» Saved data entries:

########################################

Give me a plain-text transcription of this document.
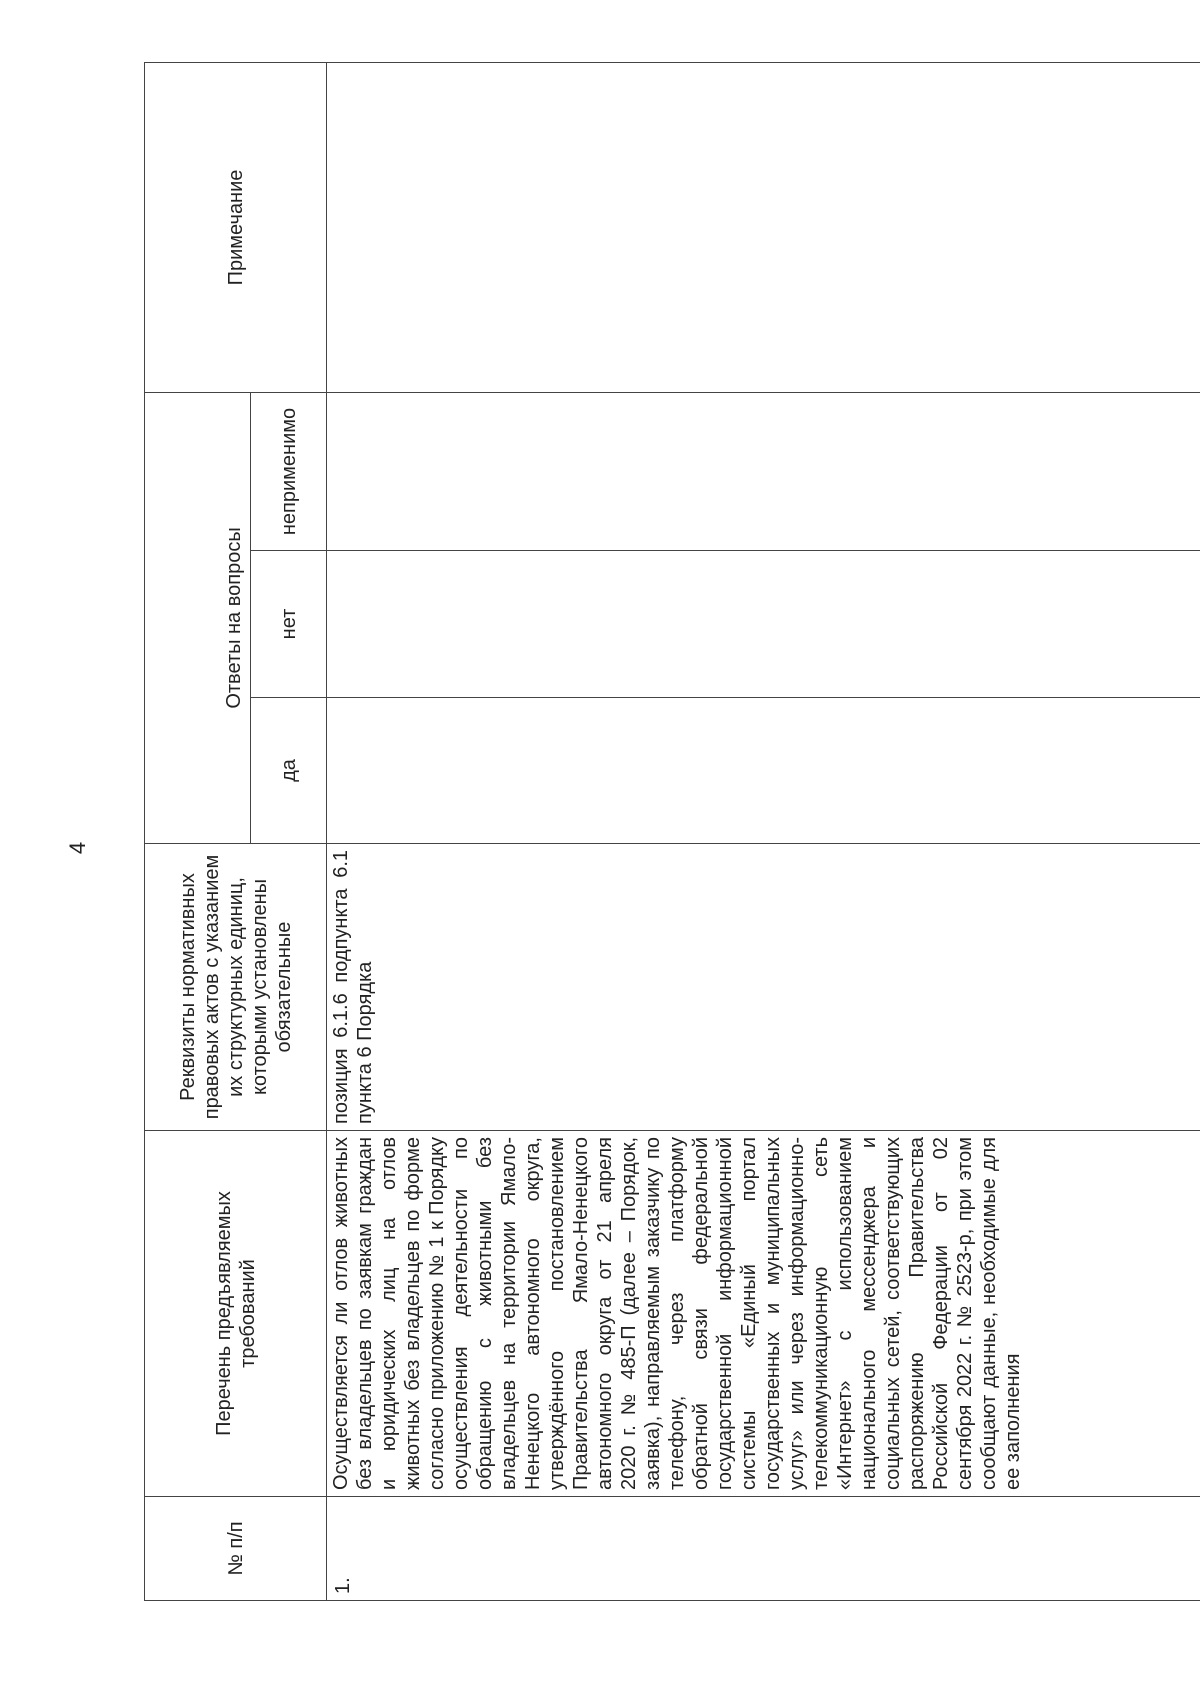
4
№ п/п	Перечень предъявляемых требований	Реквизиты нормативных правовых актов с указанием их структурных единиц, которыми установлены обязательные	Ответы на вопросы			Примечание

			да	нет	неприменимо	

1.	Осуществляется ли отлов животных без владельцев по заявкам граждан и юридических лиц на отлов животных без владельцев по форме согласно приложению № 1 к Порядку осуществления деятельности по обращению с животными без владельцев на территории Ямало-Ненецкого автономного округа, утверждённого постановлением Правительства Ямало-Ненецкого автономного округа от 21 апреля 2020 г. № 485-П (далее – Порядок, заявка), направляемым заказчику по телефону, через платформу обратной связи федеральной государственной информационной системы «Единый портал государственных и муниципальных услуг» или через информационно-телекоммуникационную сеть «Интернет» с использованием национального мессенджера и социальных сетей, соответствующих распоряжению Правительства Российской Федерации от 02 сентября 2022 г. № 2523-р, при этом сообщают данные, необходимые для ее заполнения	позиция 6.1.6 подпункта 6.1 пункта 6 Порядка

########################################

» SET PROBLEM: Every line of the material is to be quoted exactly, with no pictures carried over.

» RESPONSE FOR THIS EXERCISE:
Give me a plain-text transcription of this document.
4
№ п/п	Перечень предъявляемых требований	Реквизиты нормативных правовых актов с указанием их структурных единиц, которыми установлены обязательные	Ответы на вопросы			Примечание

			да	нет	неприменимо	

1.	Осуществляется ли отлов животных без владельцев по заявкам граждан и юридических лиц на отлов животных без владельцев по форме согласно приложению № 1 к Порядку осуществления деятельности по обращению с животными без владельцев на территории Ямало-Ненецкого автономного округа, утверждённого постановлением Правительства Ямало-Ненецкого автономного округа от 21 апреля 2020 г. № 485-П (далее – Порядок, заявка), направляемым заказчику по телефону, через платформу обратной связи федеральной государственной информационной системы «Единый портал государственных и муниципальных услуг» или через информационно-телекоммуникационную сеть «Интернет» с использованием национального мессенджера и социальных сетей, соответствующих распоряжению Правительства Российской Федерации от 02 сентября 2022 г. № 2523-р, при этом сообщают данные, необходимые для ее заполнения	позиция 6.1.6 подпункта 6.1 пункта 6 Порядка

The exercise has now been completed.